## TASK DETAILS
Reproduce every entry exactly, without alteration.

## RECORDED INFORMATION
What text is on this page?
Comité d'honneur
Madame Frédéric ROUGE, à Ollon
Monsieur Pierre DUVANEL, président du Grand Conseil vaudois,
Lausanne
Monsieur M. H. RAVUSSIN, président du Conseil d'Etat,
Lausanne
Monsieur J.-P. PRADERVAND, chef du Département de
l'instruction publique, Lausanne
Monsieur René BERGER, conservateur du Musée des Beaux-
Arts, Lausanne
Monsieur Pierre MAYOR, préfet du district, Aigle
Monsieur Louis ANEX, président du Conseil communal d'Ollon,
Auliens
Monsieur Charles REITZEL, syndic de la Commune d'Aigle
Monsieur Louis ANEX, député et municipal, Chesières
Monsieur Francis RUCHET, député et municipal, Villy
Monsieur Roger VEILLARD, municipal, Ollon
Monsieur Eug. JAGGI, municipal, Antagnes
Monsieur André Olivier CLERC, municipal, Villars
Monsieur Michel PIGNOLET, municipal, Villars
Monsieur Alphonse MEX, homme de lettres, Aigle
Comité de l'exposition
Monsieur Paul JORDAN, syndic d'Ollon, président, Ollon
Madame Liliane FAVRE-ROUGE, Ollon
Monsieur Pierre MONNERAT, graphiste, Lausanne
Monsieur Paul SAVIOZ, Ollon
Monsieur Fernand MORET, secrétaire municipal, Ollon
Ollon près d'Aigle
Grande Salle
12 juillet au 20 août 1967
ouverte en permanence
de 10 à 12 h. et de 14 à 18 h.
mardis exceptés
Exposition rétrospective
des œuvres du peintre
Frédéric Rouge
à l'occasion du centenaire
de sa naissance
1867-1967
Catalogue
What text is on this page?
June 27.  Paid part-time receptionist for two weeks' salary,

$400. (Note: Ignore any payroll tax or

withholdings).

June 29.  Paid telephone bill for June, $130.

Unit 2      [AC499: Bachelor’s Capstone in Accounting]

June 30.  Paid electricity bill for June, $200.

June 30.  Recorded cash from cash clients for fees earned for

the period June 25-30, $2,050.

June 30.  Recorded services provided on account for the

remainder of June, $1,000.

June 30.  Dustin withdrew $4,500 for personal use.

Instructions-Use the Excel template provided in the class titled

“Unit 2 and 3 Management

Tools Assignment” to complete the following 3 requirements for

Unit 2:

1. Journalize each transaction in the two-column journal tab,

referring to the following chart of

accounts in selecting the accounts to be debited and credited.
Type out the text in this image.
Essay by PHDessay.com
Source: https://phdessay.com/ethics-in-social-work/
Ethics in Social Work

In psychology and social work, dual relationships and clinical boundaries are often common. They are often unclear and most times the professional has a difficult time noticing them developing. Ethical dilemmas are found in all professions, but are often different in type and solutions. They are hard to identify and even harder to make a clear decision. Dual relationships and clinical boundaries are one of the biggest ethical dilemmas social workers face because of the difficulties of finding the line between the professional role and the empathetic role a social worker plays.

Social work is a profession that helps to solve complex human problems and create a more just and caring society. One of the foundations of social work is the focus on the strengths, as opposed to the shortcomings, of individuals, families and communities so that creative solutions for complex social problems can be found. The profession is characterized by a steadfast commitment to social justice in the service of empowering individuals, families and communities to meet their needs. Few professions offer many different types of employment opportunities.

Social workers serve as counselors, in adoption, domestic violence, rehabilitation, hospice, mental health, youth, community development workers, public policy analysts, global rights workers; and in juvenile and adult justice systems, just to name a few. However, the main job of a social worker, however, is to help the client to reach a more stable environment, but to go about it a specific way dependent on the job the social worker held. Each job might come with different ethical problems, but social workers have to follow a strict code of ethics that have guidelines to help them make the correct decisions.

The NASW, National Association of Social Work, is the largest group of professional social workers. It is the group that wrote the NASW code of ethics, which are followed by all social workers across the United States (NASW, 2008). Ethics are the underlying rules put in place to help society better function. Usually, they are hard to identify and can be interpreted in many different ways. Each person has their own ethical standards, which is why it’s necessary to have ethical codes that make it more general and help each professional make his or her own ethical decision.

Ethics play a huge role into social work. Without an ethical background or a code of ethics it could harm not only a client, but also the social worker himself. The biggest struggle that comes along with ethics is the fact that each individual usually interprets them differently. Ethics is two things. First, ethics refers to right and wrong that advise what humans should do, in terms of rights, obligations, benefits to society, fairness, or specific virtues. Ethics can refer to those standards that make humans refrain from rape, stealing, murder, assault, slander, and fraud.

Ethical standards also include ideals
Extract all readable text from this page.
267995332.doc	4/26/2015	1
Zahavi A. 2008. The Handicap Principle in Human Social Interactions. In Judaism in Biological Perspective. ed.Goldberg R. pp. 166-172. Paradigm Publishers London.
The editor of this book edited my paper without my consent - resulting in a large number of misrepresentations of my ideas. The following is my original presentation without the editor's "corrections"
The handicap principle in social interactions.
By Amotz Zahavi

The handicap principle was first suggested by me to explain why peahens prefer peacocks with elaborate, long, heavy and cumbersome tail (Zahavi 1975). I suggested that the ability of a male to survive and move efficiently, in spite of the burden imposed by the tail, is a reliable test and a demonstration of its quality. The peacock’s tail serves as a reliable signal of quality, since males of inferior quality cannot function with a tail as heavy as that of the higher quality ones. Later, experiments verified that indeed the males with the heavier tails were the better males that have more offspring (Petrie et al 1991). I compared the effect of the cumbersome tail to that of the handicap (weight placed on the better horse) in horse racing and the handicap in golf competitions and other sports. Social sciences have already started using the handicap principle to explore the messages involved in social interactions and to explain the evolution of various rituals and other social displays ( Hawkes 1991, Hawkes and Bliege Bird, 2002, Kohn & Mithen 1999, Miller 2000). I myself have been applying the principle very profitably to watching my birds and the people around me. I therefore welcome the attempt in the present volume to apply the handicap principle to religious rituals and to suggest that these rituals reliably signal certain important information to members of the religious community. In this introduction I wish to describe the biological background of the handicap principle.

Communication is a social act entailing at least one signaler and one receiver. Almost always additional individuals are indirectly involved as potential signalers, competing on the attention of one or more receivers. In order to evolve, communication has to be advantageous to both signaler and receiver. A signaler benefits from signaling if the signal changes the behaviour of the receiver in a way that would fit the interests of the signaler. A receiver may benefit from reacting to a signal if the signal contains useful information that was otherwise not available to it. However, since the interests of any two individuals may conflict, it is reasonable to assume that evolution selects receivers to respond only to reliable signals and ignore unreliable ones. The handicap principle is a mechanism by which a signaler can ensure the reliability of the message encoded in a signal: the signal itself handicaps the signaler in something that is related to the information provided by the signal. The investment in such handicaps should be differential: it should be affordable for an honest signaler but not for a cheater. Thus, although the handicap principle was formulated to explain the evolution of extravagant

## RESULT FOR THIS TASK
What text is on this page?
Comité d'honneur
Madame Frédéric ROUGE, à Ollon
Monsieur Pierre DUVANEL, président du Grand Conseil vaudois,
Lausanne
Monsieur M. H. RAVUSSIN, président du Conseil d'Etat,
Lausanne
Monsieur J.-P. PRADERVAND, chef du Département de
l'instruction publique, Lausanne
Monsieur René BERGER, conservateur du Musée des Beaux-
Arts, Lausanne
Monsieur Pierre MAYOR, préfet du district, Aigle
Monsieur Louis ANEX, président du Conseil communal d'Ollon,
Auliens
Monsieur Charles REITZEL, syndic de la Commune d'Aigle
Monsieur Louis ANEX, député et municipal, Chesières
Monsieur Francis RUCHET, député et municipal, Villy
Monsieur Roger VEILLARD, municipal, Ollon
Monsieur Eug. JAGGI, municipal, Antagnes
Monsieur André Olivier CLERC, municipal, Villars
Monsieur Michel PIGNOLET, municipal, Villars
Monsieur Alphonse MEX, homme de lettres, Aigle
Comité de l'exposition
Monsieur Paul JORDAN, syndic d'Ollon, président, Ollon
Madame Liliane FAVRE-ROUGE, Ollon
Monsieur Pierre MONNERAT, graphiste, Lausanne
Monsieur Paul SAVIOZ, Ollon
Monsieur Fernand MORET, secrétaire municipal, Ollon
Ollon près d'Aigle
Grande Salle
12 juillet au 20 août 1967
ouverte en permanence
de 10 à 12 h. et de 14 à 18 h.
mardis exceptés
Exposition rétrospective
des œuvres du peintre
Frédéric Rouge
à l'occasion du centenaire
de sa naissance
1867-1967
Catalogue
What text is on this page?
June 27.  Paid part-time receptionist for two weeks' salary,

$400. (Note: Ignore any payroll tax or

withholdings).

June 29.  Paid telephone bill for June, $130.

Unit 2      [AC499: Bachelor’s Capstone in Accounting]

June 30.  Paid electricity bill for June, $200.

June 30.  Recorded cash from cash clients for fees earned for

the period June 25-30, $2,050.

June 30.  Recorded services provided on account for the

remainder of June, $1,000.

June 30.  Dustin withdrew $4,500 for personal use.

Instructions-Use the Excel template provided in the class titled

“Unit 2 and 3 Management

Tools Assignment” to complete the following 3 requirements for

Unit 2:

1. Journalize each transaction in the two-column journal tab,

referring to the following chart of

accounts in selecting the accounts to be debited and credited.
Type out the text in this image.
Essay by PHDessay.com
Source: https://phdessay.com/ethics-in-social-work/
Ethics in Social Work

In psychology and social work, dual relationships and clinical boundaries are often common. They are often unclear and most times the professional has a difficult time noticing them developing. Ethical dilemmas are found in all professions, but are often different in type and solutions. They are hard to identify and even harder to make a clear decision. Dual relationships and clinical boundaries are one of the biggest ethical dilemmas social workers face because of the difficulties of finding the line between the professional role and the empathetic role a social worker plays.

Social work is a profession that helps to solve complex human problems and create a more just and caring society. One of the foundations of social work is the focus on the strengths, as opposed to the shortcomings, of individuals, families and communities so that creative solutions for complex social problems can be found. The profession is characterized by a steadfast commitment to social justice in the service of empowering individuals, families and communities to meet their needs. Few professions offer many different types of employment opportunities.

Social workers serve as counselors, in adoption, domestic violence, rehabilitation, hospice, mental health, youth, community development workers, public policy analysts, global rights workers; and in juvenile and adult justice systems, just to name a few. However, the main job of a social worker, however, is to help the client to reach a more stable environment, but to go about it a specific way dependent on the job the social worker held. Each job might come with different ethical problems, but social workers have to follow a strict code of ethics that have guidelines to help them make the correct decisions.

The NASW, National Association of Social Work, is the largest group of professional social workers. It is the group that wrote the NASW code of ethics, which are followed by all social workers across the United States (NASW, 2008). Ethics are the underlying rules put in place to help society better function. Usually, they are hard to identify and can be interpreted in many different ways. Each person has their own ethical standards, which is why it’s necessary to have ethical codes that make it more general and help each professional make his or her own ethical decision.

Ethics play a huge role into social work. Without an ethical background or a code of ethics it could harm not only a client, but also the social worker himself. The biggest struggle that comes along with ethics is the fact that each individual usually interprets them differently. Ethics is two things. First, ethics refers to right and wrong that advise what humans should do, in terms of rights, obligations, benefits to society, fairness, or specific virtues. Ethics can refer to those standards that make humans refrain from rape, stealing, murder, assault, slander, and fraud.

Ethical standards also include ideals
Extract all readable text from this page.
267995332.doc	4/26/2015	1
Zahavi A. 2008. The Handicap Principle in Human Social Interactions. In Judaism in Biological Perspective. ed.Goldberg R. pp. 166-172. Paradigm Publishers London.
The editor of this book edited my paper without my consent - resulting in a large number of misrepresentations of my ideas. The following is my original presentation without the editor's "corrections"
The handicap principle in social interactions.
By Amotz Zahavi

The handicap principle was first suggested by me to explain why peahens prefer peacocks with elaborate, long, heavy and cumbersome tail (Zahavi 1975). I suggested that the ability of a male to survive and move efficiently, in spite of the burden imposed by the tail, is a reliable test and a demonstration of its quality. The peacock’s tail serves as a reliable signal of quality, since males of inferior quality cannot function with a tail as heavy as that of the higher quality ones. Later, experiments verified that indeed the males with the heavier tails were the better males that have more offspring (Petrie et al 1991). I compared the effect of the cumbersome tail to that of the handicap (weight placed on the better horse) in horse racing and the handicap in golf competitions and other sports. Social sciences have already started using the handicap principle to explore the messages involved in social interactions and to explain the evolution of various rituals and other social displays ( Hawkes 1991, Hawkes and Bliege Bird, 2002, Kohn & Mithen 1999, Miller 2000). I myself have been applying the principle very profitably to watching my birds and the people around me. I therefore welcome the attempt in the present volume to apply the handicap principle to religious rituals and to suggest that these rituals reliably signal certain important information to members of the religious community. In this introduction I wish to describe the biological background of the handicap principle.

Communication is a social act entailing at least one signaler and one receiver. Almost always additional individuals are indirectly involved as potential signalers, competing on the attention of one or more receivers. In order to evolve, communication has to be advantageous to both signaler and receiver. A signaler benefits from signaling if the signal changes the behaviour of the receiver in a way that would fit the interests of the signaler. A receiver may benefit from reacting to a signal if the signal contains useful information that was otherwise not available to it. However, since the interests of any two individuals may conflict, it is reasonable to assume that evolution selects receivers to respond only to reliable signals and ignore unreliable ones. The handicap principle is a mechanism by which a signaler can ensure the reliability of the message encoded in a signal: the signal itself handicaps the signaler in something that is related to the information provided by the signal. The investment in such handicaps should be differential: it should be affordable for an honest signaler but not for a cheater. Thus, although the handicap principle was formulated to explain the evolution of extravagant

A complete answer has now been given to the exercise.